- _What the task requires_
Transcribe the entries that follow, word for word.

- _Stored items_

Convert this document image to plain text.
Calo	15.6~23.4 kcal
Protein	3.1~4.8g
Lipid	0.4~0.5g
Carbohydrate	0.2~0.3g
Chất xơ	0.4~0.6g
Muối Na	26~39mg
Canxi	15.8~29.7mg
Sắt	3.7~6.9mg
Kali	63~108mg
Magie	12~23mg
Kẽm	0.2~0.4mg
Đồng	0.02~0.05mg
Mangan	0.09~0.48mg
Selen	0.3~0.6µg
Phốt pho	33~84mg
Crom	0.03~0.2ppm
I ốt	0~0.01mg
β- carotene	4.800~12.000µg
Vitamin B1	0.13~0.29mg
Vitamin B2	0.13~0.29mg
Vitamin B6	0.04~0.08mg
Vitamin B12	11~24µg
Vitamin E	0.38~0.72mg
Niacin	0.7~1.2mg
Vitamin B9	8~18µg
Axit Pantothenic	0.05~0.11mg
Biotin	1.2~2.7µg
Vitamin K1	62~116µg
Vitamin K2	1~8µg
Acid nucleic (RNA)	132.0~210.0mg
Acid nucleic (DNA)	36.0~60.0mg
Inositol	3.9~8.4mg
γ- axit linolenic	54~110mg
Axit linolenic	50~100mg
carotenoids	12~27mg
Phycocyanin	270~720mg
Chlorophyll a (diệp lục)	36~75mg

- _Task result_
Convert this document image to plain text.
Calo	15.6~23.4 kcal
Protein	3.1~4.8g
Lipid	0.4~0.5g
Carbohydrate	0.2~0.3g
Chất xơ	0.4~0.6g
Muối Na	26~39mg
Canxi	15.8~29.7mg
Sắt	3.7~6.9mg
Kali	63~108mg
Magie	12~23mg
Kẽm	0.2~0.4mg
Đồng	0.02~0.05mg
Mangan	0.09~0.48mg
Selen	0.3~0.6µg
Phốt pho	33~84mg
Crom	0.03~0.2ppm
I ốt	0~0.01mg
β- carotene	4.800~12.000µg
Vitamin B1	0.13~0.29mg
Vitamin B2	0.13~0.29mg
Vitamin B6	0.04~0.08mg
Vitamin B12	11~24µg
Vitamin E	0.38~0.72mg
Niacin	0.7~1.2mg
Vitamin B9	8~18µg
Axit Pantothenic	0.05~0.11mg
Biotin	1.2~2.7µg
Vitamin K1	62~116µg
Vitamin K2	1~8µg
Acid nucleic (RNA)	132.0~210.0mg
Acid nucleic (DNA)	36.0~60.0mg
Inositol	3.9~8.4mg
γ- axit linolenic	54~110mg
Axit linolenic	50~100mg
carotenoids	12~27mg
Phycocyanin	270~720mg
Chlorophyll a (diệp lục)	36~75mg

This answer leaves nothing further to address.